• **Short problem**
Give the number of lines holding the string "name", and nothing else.

--- Given entries ---

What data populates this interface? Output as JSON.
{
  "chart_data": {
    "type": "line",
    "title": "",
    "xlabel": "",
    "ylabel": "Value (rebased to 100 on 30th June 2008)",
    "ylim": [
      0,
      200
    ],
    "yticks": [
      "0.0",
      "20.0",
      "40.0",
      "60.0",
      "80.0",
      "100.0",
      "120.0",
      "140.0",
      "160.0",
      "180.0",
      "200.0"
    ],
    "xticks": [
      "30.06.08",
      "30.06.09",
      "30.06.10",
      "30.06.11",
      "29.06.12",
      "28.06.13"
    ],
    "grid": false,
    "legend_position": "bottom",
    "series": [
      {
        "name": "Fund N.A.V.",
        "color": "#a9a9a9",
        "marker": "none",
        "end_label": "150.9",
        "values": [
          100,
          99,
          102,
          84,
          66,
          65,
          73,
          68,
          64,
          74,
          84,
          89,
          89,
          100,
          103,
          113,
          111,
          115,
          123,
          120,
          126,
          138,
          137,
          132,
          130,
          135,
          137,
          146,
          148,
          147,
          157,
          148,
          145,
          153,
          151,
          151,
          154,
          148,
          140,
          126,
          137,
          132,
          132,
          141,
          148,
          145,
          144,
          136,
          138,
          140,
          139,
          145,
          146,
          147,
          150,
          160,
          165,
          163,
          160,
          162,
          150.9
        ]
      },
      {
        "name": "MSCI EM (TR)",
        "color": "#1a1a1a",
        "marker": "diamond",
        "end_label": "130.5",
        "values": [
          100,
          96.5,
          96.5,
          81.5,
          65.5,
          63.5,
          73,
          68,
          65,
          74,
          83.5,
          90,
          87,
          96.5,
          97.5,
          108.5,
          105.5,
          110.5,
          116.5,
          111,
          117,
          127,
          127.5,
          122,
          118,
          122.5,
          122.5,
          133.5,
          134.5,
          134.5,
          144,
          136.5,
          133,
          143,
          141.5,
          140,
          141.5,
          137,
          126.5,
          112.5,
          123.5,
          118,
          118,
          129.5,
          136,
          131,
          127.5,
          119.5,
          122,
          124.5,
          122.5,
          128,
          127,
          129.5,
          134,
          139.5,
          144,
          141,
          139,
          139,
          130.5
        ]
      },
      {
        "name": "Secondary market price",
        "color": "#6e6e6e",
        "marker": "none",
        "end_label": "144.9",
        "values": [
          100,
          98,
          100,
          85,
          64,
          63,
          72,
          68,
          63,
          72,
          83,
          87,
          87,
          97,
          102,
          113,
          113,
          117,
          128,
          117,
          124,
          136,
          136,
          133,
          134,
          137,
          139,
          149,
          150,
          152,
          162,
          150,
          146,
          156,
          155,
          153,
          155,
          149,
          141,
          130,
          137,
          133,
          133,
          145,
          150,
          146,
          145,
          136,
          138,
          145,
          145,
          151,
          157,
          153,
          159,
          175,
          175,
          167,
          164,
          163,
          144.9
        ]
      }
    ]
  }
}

---

• **Written reply**
3